WRITTEN TASK — Give only the number of lines in the data that contain the word "Методы".

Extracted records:
○ ○ ○ ○
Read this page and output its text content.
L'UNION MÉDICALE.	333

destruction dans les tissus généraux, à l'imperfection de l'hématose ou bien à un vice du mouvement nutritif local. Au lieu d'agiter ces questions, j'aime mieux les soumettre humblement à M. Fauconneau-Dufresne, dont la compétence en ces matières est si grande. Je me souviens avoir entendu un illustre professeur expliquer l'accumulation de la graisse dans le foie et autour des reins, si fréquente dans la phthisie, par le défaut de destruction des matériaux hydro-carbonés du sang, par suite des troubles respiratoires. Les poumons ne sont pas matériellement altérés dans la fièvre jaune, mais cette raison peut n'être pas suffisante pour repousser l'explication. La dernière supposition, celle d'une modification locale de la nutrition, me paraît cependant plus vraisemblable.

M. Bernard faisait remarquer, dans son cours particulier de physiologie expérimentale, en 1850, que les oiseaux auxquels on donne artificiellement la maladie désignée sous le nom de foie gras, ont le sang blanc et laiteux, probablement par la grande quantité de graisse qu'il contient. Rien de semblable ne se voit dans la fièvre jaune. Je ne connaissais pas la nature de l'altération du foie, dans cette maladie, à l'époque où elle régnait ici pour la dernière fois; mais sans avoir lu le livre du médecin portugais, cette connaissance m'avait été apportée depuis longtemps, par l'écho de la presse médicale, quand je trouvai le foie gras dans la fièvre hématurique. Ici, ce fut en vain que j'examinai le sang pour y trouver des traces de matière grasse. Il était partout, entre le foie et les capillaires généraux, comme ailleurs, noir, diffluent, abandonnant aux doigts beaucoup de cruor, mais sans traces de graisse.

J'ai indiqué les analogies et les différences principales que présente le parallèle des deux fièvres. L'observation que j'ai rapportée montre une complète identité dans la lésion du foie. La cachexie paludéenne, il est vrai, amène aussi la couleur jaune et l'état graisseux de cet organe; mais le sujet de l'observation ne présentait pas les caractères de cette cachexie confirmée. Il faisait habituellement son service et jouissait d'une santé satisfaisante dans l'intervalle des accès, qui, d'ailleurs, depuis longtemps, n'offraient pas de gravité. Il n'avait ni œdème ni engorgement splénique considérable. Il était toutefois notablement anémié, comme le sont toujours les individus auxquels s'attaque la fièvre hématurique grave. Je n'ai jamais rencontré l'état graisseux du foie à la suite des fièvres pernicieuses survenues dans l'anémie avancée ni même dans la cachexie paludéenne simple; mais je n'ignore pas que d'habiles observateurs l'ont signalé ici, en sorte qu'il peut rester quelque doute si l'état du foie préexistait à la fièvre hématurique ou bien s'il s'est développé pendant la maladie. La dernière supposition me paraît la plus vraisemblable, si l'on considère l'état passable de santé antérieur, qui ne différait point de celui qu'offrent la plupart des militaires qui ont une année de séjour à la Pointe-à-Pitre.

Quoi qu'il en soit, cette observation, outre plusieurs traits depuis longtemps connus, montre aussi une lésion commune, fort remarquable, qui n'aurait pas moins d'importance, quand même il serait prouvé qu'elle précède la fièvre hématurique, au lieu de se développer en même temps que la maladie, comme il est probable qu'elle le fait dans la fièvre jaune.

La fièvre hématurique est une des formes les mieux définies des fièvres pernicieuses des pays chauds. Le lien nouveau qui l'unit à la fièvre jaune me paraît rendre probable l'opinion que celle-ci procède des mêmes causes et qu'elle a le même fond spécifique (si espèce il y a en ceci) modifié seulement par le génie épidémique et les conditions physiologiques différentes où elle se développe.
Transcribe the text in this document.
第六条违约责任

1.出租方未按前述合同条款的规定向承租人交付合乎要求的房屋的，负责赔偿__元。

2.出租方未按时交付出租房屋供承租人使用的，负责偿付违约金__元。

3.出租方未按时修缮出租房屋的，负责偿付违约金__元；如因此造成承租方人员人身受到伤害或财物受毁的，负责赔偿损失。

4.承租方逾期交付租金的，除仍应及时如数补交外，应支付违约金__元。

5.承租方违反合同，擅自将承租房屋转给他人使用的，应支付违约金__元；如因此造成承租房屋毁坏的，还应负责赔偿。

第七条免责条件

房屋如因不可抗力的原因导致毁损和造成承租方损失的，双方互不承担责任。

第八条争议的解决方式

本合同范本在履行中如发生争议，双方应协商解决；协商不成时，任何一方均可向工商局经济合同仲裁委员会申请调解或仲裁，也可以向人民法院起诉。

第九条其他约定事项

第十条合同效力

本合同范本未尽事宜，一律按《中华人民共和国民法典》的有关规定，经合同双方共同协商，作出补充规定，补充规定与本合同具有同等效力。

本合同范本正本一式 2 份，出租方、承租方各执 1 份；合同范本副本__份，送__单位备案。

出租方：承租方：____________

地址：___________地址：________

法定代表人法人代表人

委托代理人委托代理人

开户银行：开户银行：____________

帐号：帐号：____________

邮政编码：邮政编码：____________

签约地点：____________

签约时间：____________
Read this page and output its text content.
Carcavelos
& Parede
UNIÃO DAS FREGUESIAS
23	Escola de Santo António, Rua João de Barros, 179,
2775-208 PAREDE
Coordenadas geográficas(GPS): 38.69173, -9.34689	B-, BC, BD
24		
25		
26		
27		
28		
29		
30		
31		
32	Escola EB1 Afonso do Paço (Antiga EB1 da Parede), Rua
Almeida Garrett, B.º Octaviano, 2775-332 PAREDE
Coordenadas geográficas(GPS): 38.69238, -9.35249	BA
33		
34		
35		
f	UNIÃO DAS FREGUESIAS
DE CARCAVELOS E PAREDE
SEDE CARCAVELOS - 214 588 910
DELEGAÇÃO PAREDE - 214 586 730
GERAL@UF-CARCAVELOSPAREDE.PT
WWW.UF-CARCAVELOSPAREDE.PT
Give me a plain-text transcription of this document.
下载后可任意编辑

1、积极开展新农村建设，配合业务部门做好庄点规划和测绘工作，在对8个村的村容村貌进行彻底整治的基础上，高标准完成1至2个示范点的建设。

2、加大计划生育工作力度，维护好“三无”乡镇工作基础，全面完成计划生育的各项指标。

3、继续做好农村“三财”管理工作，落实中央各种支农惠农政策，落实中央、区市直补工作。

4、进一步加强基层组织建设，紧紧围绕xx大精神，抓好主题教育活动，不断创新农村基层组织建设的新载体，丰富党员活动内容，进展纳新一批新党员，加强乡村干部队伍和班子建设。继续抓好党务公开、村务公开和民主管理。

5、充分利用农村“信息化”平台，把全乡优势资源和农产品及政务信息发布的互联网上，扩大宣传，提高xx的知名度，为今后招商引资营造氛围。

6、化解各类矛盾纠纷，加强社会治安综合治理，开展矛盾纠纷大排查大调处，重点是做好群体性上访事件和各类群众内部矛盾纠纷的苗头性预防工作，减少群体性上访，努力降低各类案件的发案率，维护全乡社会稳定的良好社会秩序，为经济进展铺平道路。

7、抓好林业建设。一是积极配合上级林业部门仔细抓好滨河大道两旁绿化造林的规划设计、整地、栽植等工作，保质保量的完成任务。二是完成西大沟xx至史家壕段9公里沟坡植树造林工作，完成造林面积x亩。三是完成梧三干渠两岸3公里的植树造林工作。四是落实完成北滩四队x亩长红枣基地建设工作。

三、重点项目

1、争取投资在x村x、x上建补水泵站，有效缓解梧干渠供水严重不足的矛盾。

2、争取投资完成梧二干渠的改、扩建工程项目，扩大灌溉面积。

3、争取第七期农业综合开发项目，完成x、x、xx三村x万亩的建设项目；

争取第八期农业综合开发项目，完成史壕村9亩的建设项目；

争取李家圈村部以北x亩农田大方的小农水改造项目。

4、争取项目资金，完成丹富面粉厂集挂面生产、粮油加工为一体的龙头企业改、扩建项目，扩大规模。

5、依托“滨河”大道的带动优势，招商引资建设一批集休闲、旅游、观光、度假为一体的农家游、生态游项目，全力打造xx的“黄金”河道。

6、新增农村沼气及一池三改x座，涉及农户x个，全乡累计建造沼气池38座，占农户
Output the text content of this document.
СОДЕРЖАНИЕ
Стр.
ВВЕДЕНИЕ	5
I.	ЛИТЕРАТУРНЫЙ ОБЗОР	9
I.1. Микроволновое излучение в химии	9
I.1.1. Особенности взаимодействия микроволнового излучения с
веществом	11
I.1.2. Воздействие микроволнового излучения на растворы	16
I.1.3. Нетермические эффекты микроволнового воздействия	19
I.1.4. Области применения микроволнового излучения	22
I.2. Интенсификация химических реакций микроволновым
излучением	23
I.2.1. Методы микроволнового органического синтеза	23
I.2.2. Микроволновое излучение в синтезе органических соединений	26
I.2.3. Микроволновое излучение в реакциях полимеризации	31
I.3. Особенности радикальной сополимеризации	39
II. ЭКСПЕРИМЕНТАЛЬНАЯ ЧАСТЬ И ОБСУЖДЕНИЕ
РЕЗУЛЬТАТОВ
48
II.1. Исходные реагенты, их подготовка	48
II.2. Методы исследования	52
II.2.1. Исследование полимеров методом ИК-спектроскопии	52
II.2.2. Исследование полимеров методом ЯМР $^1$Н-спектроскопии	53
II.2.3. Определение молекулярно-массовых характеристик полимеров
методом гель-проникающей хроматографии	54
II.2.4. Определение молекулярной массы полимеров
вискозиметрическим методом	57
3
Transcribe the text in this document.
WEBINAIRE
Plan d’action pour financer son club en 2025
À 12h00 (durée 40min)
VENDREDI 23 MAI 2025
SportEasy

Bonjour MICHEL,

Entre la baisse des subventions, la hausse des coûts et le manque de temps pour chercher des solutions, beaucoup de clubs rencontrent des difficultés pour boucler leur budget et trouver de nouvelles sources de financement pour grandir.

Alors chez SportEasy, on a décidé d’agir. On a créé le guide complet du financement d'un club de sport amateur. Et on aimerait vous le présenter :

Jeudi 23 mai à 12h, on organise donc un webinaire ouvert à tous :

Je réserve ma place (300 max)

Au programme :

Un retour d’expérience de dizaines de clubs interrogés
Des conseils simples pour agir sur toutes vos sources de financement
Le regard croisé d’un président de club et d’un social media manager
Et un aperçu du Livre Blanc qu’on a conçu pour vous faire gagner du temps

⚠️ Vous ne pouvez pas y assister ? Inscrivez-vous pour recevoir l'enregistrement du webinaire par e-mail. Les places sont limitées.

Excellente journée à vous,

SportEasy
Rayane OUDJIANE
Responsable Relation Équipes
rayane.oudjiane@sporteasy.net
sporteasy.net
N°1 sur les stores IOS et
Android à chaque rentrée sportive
○ ○ ○ ○
RESULT OF THIS TASK — 2